▶ What you are asked to do
Rewrite all of the data below as a numbered list, one line per number, skipping any blank lines.

============================================================

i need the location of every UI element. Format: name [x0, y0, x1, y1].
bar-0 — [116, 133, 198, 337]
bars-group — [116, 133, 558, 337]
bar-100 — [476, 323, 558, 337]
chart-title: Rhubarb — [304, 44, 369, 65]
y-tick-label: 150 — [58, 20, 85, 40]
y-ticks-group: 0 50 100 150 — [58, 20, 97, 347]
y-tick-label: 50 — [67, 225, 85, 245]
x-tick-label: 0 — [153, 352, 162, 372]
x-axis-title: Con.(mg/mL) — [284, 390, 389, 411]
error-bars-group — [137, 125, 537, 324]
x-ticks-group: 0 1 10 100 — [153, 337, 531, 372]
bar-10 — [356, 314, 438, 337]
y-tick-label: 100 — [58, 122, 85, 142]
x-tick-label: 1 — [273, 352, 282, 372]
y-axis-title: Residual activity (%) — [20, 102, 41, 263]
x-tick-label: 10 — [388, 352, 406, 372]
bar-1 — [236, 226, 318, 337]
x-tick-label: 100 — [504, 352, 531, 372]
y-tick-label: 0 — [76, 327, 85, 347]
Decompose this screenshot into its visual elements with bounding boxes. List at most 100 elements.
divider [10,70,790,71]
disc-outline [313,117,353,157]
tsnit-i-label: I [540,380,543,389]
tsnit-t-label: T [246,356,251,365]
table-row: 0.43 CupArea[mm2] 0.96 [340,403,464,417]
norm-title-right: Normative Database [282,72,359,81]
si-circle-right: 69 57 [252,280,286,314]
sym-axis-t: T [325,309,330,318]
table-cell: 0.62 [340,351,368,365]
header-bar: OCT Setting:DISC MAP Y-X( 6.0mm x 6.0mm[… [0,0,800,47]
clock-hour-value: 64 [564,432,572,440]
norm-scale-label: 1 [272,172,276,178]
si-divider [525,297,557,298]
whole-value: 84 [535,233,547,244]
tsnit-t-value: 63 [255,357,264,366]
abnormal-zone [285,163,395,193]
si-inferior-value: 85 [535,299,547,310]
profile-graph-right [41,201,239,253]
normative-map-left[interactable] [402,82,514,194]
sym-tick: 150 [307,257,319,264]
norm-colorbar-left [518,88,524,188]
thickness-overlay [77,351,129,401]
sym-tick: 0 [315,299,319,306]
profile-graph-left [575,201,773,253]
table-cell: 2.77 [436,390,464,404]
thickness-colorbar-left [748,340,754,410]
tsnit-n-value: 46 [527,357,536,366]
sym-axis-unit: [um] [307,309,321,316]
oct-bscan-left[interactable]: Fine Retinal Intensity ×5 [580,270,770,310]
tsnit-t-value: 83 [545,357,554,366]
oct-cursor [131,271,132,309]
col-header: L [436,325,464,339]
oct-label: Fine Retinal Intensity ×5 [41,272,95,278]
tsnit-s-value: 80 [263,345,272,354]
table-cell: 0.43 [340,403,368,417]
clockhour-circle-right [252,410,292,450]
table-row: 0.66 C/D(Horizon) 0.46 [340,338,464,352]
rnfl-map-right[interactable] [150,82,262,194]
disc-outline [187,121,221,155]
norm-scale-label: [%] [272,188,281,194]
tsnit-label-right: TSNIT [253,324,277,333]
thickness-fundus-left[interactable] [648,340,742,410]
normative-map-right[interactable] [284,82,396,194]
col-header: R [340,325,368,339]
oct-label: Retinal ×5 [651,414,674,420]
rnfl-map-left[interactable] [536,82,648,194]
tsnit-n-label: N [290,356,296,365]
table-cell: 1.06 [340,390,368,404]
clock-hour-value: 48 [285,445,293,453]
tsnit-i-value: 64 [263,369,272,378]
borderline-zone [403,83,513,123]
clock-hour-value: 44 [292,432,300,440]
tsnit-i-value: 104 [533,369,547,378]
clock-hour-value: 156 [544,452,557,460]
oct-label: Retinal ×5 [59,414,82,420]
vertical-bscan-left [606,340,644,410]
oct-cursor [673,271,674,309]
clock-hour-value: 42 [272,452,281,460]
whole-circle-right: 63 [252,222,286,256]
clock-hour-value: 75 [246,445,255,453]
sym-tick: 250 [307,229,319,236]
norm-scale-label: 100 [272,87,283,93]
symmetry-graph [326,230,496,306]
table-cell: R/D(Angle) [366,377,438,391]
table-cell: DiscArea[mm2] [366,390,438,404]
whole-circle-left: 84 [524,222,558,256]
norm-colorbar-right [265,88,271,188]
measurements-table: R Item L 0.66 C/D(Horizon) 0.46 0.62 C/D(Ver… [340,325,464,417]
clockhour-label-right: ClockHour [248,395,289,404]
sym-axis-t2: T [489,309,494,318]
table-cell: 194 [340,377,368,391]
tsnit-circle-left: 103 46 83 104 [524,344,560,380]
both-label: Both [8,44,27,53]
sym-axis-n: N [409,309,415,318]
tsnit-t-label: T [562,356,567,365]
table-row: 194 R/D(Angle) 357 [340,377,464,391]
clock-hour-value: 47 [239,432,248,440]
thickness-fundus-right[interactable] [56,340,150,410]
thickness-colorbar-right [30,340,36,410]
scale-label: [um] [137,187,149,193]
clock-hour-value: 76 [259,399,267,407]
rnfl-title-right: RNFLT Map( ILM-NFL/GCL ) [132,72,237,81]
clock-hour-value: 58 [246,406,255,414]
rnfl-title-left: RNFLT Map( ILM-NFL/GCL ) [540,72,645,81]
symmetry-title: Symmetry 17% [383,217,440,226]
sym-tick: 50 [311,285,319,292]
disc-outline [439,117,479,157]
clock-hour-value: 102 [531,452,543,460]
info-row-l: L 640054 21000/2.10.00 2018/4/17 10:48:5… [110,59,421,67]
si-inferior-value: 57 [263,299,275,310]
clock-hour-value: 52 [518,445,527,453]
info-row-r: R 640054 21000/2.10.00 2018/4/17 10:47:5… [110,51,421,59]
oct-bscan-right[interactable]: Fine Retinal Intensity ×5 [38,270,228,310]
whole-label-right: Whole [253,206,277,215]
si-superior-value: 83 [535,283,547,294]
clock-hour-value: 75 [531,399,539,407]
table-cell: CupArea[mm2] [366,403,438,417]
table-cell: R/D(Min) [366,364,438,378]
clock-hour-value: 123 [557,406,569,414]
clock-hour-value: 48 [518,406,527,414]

============================================================

▶ Full output
1. i need the location of every UI element. Format: name [x0, y0, x1, y1].
2. bar-0 — [116, 133, 198, 337]
3. bars-group — [116, 133, 558, 337]
4. bar-100 — [476, 323, 558, 337]
5. chart-title: Rhubarb — [304, 44, 369, 65]
6. y-tick-label: 150 — [58, 20, 85, 40]
7. y-ticks-group: 0 50 100 150 — [58, 20, 97, 347]
8. y-tick-label: 50 — [67, 225, 85, 245]
9. x-tick-label: 0 — [153, 352, 162, 372]
10. x-axis-title: Con.(mg/mL) — [284, 390, 389, 411]
11. error-bars-group — [137, 125, 537, 324]
12. x-ticks-group: 0 1 10 100 — [153, 337, 531, 372]
13. bar-10 — [356, 314, 438, 337]
14. y-tick-label: 100 — [58, 122, 85, 142]
15. x-tick-label: 1 — [273, 352, 282, 372]
16. y-axis-title: Residual activity (%) — [20, 102, 41, 263]
17. x-tick-label: 10 — [388, 352, 406, 372]
18. bar-1 — [236, 226, 318, 337]
19. x-tick-label: 100 — [504, 352, 531, 372]
20. y-tick-label: 0 — [76, 327, 85, 347]
21. Decompose this screenshot into its visual elements with bounding boxes. List at most 100 elements.
22. divider [10,70,790,71]
23. disc-outline [313,117,353,157]
24. tsnit-i-label: I [540,380,543,389]
25. tsnit-t-label: T [246,356,251,365]
26. table-row: 0.43 CupArea[mm2] 0.96 [340,403,464,417]
27. norm-title-right: Normative Database [282,72,359,81]
28. si-circle-right: 69 57 [252,280,286,314]
29. sym-axis-t: T [325,309,330,318]
30. table-cell: 0.62 [340,351,368,365]
31. header-bar: OCT Setting:DISC MAP Y-X( 6.0mm x 6.0mm[… [0,0,800,47]
32. clock-hour-value: 64 [564,432,572,440]
33. norm-scale-label: 1 [272,172,276,178]
34. si-divider [525,297,557,298]
35. whole-value: 84 [535,233,547,244]
36. tsnit-t-value: 63 [255,357,264,366]
37. abnormal-zone [285,163,395,193]
38. si-inferior-value: 85 [535,299,547,310]
39. profile-graph-right [41,201,239,253]
40. normative-map-left[interactable] [402,82,514,194]
41. sym-tick: 150 [307,257,319,264]
42. norm-colorbar-left [518,88,524,188]
43. thickness-overlay [77,351,129,401]
44. sym-tick: 0 [315,299,319,306]
45. profile-graph-left [575,201,773,253]
46. table-cell: 2.77 [436,390,464,404]
47. thickness-colorbar-left [748,340,754,410]
48. tsnit-n-value: 46 [527,357,536,366]
49. sym-axis-unit: [um] [307,309,321,316]
50. oct-bscan-left[interactable]: Fine Retinal Intensity ×5 [580,270,770,310]
51. tsnit-t-value: 83 [545,357,554,366]
52. oct-cursor [131,271,132,309]
53. col-header: L [436,325,464,339]
54. oct-label: Fine Retinal Intensity ×5 [41,272,95,278]
55. tsnit-s-value: 80 [263,345,272,354]
56. table-cell: 0.43 [340,403,368,417]
57. clockhour-circle-right [252,410,292,450]
58. table-row: 0.66 C/D(Horizon) 0.46 [340,338,464,352]
59. rnfl-map-right[interactable] [150,82,262,194]
60. disc-outline [187,121,221,155]
61. norm-scale-label: [%] [272,188,281,194]
62. tsnit-label-right: TSNIT [253,324,277,333]
63. thickness-fundus-left[interactable] [648,340,742,410]
64. normative-map-right[interactable] [284,82,396,194]
65. col-header: R [340,325,368,339]
66. oct-label: Retinal ×5 [651,414,674,420]
67. rnfl-map-left[interactable] [536,82,648,194]
68. tsnit-n-label: N [290,356,296,365]
69. table-cell: 1.06 [340,390,368,404]
70. clock-hour-value: 48 [285,445,293,453]
71. tsnit-i-value: 64 [263,369,272,378]
72. borderline-zone [403,83,513,123]
73. clock-hour-value: 44 [292,432,300,440]
74. tsnit-i-value: 104 [533,369,547,378]
75. clock-hour-value: 156 [544,452,557,460]
76. oct-label: Retinal ×5 [59,414,82,420]
77. vertical-bscan-left [606,340,644,410]
78. oct-cursor [673,271,674,309]
79. clock-hour-value: 42 [272,452,281,460]
80. whole-circle-right: 63 [252,222,286,256]
81. clock-hour-value: 75 [246,445,255,453]
82. sym-tick: 250 [307,229,319,236]
83. norm-scale-label: 100 [272,87,283,93]
84. symmetry-graph [326,230,496,306]
85. table-cell: R/D(Angle) [366,377,438,391]
86. table-cell: DiscArea[mm2] [366,390,438,404]
87. whole-circle-left: 84 [524,222,558,256]
88. norm-colorbar-right [265,88,271,188]
89. measurements-table: R Item L 0.66 C/D(Horizon) 0.46 0.62 C/D(Ver… [340,325,464,417]
90. clockhour-label-right: ClockHour [248,395,289,404]
91. sym-axis-t2: T [489,309,494,318]
92. table-cell: 194 [340,377,368,391]
93. tsnit-circle-left: 103 46 83 104 [524,344,560,380]
94. both-label: Both [8,44,27,53]
95. sym-axis-n: N [409,309,415,318]
96. tsnit-t-label: T [562,356,567,365]
97. table-row: 194 R/D(Angle) 357 [340,377,464,391]
98. clock-hour-value: 47 [239,432,248,440]
99. thickness-fundus-right[interactable] [56,340,150,410]
100. thickness-colorbar-right [30,340,36,410]
101. scale-label: [um] [137,187,149,193]
102. clock-hour-value: 76 [259,399,267,407]
103. rnfl-title-right: RNFLT Map( ILM-NFL/GCL ) [132,72,237,81]
104. clock-hour-value: 58 [246,406,255,414]
105. rnfl-title-left: RNFLT Map( ILM-NFL/GCL ) [540,72,645,81]
106. symmetry-title: Symmetry 17% [383,217,440,226]
107. sym-tick: 50 [311,285,319,292]
108. disc-outline [439,117,479,157]
109. clock-hour-value: 102 [531,452,543,460]
110. info-row-l: L 640054 21000/2.10.00 2018/4/17 10:48:5… [110,59,421,67]
111. si-inferior-value: 57 [263,299,275,310]
112. clock-hour-value: 52 [518,445,527,453]
113. info-row-r: R 640054 21000/2.10.00 2018/4/17 10:47:5… [110,51,421,59]
114. oct-bscan-right[interactable]: Fine Retinal Intensity ×5 [38,270,228,310]
115. whole-label-right: Whole [253,206,277,215]
116. si-superior-value: 83 [535,283,547,294]
117. clock-hour-value: 75 [531,399,539,407]
118. table-cell: CupArea[mm2] [366,403,438,417]
119. table-cell: R/D(Min) [366,364,438,378]
120. clock-hour-value: 123 [557,406,569,414]
121. clock-hour-value: 48 [518,406,527,414]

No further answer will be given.